_Problem requirements_
Each line in the entries below that holds the string "Probability" is to be listed.
┌────────
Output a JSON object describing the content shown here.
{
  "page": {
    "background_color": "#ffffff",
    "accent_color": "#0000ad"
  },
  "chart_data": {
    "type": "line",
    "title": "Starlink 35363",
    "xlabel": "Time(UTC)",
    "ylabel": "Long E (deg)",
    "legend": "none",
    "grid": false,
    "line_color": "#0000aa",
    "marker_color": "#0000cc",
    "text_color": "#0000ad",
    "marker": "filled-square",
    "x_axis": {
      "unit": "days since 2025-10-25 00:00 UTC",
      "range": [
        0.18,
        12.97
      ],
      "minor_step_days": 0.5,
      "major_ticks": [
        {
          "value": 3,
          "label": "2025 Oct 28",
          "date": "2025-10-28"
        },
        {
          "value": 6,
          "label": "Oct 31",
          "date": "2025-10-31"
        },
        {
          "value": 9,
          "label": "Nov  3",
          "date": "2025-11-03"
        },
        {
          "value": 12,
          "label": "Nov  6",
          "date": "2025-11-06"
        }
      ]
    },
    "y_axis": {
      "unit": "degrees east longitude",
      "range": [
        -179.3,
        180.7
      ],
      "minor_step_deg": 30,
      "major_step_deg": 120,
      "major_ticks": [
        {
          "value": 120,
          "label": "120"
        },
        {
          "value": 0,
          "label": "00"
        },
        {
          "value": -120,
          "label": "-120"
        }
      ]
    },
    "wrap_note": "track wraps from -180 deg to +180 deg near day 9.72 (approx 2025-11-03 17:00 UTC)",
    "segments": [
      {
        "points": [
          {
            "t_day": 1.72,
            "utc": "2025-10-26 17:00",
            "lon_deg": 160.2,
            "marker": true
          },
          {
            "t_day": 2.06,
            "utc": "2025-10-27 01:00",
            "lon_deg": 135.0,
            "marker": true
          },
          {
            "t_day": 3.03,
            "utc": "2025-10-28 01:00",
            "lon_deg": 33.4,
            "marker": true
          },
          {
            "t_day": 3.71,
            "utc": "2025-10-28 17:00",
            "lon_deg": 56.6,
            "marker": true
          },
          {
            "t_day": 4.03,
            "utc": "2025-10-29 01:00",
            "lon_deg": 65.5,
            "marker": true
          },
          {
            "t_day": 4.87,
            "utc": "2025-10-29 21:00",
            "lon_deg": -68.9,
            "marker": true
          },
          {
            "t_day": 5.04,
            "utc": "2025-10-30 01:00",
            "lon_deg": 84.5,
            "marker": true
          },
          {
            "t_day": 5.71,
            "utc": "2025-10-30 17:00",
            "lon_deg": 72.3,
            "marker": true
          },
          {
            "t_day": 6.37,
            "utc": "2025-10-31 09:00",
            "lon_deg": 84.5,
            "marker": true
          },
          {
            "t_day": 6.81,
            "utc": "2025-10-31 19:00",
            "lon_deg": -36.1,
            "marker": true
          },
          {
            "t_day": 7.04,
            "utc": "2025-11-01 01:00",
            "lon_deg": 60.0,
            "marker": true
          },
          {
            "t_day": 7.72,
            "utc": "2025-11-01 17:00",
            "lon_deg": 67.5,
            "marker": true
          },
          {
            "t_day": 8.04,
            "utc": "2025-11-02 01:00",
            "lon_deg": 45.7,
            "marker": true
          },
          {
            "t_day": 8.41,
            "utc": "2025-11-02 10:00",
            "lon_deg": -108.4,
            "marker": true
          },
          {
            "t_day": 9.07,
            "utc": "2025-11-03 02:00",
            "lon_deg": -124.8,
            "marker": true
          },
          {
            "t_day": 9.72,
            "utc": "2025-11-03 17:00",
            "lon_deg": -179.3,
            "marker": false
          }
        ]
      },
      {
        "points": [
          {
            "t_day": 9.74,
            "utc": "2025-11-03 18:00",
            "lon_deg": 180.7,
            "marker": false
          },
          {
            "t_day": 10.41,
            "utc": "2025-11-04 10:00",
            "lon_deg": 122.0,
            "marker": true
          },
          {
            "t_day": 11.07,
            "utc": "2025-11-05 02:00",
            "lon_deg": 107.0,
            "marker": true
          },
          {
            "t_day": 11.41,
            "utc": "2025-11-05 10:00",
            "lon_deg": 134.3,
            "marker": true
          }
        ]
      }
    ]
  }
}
└────────
┌────────
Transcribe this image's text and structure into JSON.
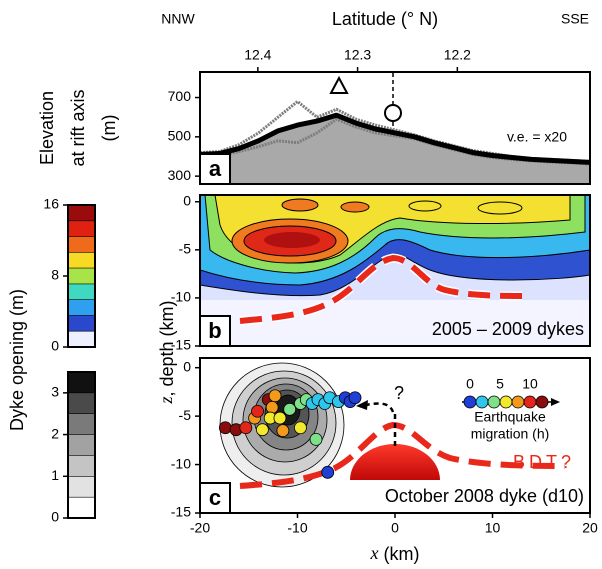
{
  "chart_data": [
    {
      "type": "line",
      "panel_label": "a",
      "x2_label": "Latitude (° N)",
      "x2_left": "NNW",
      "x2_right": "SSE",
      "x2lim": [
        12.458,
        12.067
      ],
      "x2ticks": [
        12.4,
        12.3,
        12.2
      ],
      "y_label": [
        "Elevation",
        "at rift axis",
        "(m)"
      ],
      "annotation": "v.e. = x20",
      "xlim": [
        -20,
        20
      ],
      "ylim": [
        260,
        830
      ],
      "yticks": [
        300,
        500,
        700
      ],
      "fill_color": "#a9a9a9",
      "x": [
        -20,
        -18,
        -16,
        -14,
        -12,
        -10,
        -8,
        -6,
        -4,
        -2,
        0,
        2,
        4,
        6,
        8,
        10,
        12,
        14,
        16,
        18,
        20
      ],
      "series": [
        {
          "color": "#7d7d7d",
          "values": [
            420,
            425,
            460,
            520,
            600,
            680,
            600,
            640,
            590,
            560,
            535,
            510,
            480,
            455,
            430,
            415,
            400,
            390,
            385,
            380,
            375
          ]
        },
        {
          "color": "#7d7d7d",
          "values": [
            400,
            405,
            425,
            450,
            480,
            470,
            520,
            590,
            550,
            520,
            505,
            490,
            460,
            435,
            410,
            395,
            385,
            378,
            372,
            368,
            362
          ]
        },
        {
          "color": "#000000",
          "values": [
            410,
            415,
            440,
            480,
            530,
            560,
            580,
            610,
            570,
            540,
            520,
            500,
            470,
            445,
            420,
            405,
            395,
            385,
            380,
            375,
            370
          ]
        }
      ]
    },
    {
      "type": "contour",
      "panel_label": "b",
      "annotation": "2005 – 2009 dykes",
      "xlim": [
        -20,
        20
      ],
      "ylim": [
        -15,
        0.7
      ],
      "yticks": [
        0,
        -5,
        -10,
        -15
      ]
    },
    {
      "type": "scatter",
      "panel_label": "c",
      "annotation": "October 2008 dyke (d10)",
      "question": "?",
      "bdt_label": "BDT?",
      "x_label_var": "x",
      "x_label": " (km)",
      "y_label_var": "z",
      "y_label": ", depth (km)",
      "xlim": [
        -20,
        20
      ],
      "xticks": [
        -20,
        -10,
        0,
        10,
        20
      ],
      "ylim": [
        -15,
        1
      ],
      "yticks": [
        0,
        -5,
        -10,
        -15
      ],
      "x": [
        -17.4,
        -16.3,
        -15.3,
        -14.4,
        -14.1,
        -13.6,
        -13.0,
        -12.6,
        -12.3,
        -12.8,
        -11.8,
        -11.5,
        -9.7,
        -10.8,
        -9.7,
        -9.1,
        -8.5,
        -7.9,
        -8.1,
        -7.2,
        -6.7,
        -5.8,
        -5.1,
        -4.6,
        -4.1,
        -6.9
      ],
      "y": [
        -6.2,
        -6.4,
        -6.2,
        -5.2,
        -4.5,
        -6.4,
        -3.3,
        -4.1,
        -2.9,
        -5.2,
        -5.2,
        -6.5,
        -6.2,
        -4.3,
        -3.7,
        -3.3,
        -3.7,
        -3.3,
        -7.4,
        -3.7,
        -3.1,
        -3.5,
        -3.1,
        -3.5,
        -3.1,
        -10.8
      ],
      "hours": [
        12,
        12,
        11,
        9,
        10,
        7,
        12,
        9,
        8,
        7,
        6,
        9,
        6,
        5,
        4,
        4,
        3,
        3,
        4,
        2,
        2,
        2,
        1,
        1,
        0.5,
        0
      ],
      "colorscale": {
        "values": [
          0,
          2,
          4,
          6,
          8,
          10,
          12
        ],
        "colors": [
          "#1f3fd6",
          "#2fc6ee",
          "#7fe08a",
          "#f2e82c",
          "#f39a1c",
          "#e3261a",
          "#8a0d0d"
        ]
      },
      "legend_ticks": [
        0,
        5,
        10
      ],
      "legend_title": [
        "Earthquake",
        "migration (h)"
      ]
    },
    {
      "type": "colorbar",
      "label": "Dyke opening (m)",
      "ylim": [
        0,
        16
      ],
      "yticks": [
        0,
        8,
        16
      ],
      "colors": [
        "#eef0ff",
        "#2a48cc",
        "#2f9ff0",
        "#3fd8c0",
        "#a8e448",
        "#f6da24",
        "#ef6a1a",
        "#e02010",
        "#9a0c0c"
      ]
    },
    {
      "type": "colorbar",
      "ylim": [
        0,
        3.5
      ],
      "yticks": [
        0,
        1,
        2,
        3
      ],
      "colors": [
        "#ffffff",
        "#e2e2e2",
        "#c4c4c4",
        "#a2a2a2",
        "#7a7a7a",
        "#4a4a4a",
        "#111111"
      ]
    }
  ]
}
└────────
┌────────
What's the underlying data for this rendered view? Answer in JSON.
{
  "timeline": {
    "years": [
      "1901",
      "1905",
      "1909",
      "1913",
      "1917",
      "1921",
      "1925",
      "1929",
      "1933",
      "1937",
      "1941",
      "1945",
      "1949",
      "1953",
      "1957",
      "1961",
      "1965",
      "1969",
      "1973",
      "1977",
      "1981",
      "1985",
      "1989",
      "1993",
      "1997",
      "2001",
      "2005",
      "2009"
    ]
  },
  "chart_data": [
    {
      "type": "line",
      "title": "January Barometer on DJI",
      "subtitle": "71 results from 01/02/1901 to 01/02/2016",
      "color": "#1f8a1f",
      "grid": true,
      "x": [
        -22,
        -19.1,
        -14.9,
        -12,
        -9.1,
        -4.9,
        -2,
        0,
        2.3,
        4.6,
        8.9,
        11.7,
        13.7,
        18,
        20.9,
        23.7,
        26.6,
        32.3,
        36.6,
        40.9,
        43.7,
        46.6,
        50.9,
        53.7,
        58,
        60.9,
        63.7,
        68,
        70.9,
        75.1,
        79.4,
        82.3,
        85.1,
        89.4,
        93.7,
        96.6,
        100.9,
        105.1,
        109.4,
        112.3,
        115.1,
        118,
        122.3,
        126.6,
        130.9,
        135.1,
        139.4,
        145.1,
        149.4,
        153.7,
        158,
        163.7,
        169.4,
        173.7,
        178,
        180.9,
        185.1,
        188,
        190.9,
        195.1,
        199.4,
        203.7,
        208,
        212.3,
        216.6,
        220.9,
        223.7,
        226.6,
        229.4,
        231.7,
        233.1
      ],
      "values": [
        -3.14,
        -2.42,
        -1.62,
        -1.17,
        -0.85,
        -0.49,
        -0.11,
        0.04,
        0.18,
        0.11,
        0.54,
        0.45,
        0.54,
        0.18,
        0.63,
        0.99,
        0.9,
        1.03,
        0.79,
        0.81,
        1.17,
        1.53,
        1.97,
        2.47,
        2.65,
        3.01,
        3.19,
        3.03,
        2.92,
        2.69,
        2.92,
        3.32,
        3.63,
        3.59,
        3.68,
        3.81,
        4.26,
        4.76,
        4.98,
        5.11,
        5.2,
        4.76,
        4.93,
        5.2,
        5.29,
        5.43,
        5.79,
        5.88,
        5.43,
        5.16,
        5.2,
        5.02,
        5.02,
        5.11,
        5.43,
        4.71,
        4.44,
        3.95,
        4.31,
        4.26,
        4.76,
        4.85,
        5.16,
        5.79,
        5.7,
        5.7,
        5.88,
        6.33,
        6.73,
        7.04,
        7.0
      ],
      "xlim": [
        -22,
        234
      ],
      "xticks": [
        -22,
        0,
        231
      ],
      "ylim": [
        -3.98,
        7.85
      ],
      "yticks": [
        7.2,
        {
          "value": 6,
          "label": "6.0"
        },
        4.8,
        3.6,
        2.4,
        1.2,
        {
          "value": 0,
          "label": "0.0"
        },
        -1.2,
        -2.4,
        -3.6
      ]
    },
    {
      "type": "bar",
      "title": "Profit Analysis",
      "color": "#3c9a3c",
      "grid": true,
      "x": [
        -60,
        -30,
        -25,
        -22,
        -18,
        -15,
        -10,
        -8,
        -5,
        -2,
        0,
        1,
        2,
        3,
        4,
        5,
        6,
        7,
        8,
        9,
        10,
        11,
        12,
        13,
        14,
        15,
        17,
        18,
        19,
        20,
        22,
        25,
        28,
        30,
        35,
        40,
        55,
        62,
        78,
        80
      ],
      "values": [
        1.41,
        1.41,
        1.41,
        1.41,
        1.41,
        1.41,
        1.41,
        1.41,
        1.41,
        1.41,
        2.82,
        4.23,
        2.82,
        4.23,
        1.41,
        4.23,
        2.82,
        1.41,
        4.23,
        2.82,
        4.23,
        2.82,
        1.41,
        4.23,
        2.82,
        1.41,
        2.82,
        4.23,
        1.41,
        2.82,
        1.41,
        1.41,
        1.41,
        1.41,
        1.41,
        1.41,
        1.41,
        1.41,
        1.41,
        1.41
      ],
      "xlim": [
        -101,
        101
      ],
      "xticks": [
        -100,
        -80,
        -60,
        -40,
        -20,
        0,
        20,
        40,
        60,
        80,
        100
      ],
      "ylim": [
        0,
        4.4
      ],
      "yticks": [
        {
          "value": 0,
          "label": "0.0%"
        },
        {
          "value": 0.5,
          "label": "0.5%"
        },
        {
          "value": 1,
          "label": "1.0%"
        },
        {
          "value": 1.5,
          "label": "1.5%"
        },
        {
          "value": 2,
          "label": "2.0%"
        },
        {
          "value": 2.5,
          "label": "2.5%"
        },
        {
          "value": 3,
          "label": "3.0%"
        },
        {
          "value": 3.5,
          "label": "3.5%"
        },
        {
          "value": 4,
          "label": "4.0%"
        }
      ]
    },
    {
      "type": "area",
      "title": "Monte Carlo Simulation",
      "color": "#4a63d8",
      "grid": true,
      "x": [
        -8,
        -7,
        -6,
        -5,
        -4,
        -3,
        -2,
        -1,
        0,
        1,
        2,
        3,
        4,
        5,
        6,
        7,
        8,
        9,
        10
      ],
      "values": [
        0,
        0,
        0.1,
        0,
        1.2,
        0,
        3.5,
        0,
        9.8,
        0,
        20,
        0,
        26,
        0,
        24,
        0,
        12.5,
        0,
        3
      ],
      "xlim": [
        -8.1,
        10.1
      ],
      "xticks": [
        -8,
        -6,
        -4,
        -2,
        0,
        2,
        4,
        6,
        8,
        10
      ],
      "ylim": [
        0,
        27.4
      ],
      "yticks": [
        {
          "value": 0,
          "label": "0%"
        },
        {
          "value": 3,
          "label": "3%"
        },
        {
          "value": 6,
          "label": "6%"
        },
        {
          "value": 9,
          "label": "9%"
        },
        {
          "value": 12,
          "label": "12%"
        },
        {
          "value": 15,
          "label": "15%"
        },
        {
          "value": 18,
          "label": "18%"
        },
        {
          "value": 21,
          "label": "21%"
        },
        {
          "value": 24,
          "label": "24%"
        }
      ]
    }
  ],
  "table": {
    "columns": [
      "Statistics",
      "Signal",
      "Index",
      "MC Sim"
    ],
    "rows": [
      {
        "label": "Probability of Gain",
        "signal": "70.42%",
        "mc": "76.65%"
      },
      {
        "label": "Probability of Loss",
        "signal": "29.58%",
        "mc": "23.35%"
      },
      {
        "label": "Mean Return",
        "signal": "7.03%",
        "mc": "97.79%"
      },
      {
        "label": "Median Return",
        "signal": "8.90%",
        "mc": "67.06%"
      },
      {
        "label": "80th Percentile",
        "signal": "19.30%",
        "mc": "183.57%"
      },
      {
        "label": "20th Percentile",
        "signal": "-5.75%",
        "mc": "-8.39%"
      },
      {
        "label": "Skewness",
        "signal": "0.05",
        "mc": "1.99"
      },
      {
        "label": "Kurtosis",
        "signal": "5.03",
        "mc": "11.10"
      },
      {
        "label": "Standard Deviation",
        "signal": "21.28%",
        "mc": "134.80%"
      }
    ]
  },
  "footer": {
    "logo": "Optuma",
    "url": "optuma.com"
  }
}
└────────
_Response below_
        "label": "Probability of Gain",
        "label": "Probability of Loss",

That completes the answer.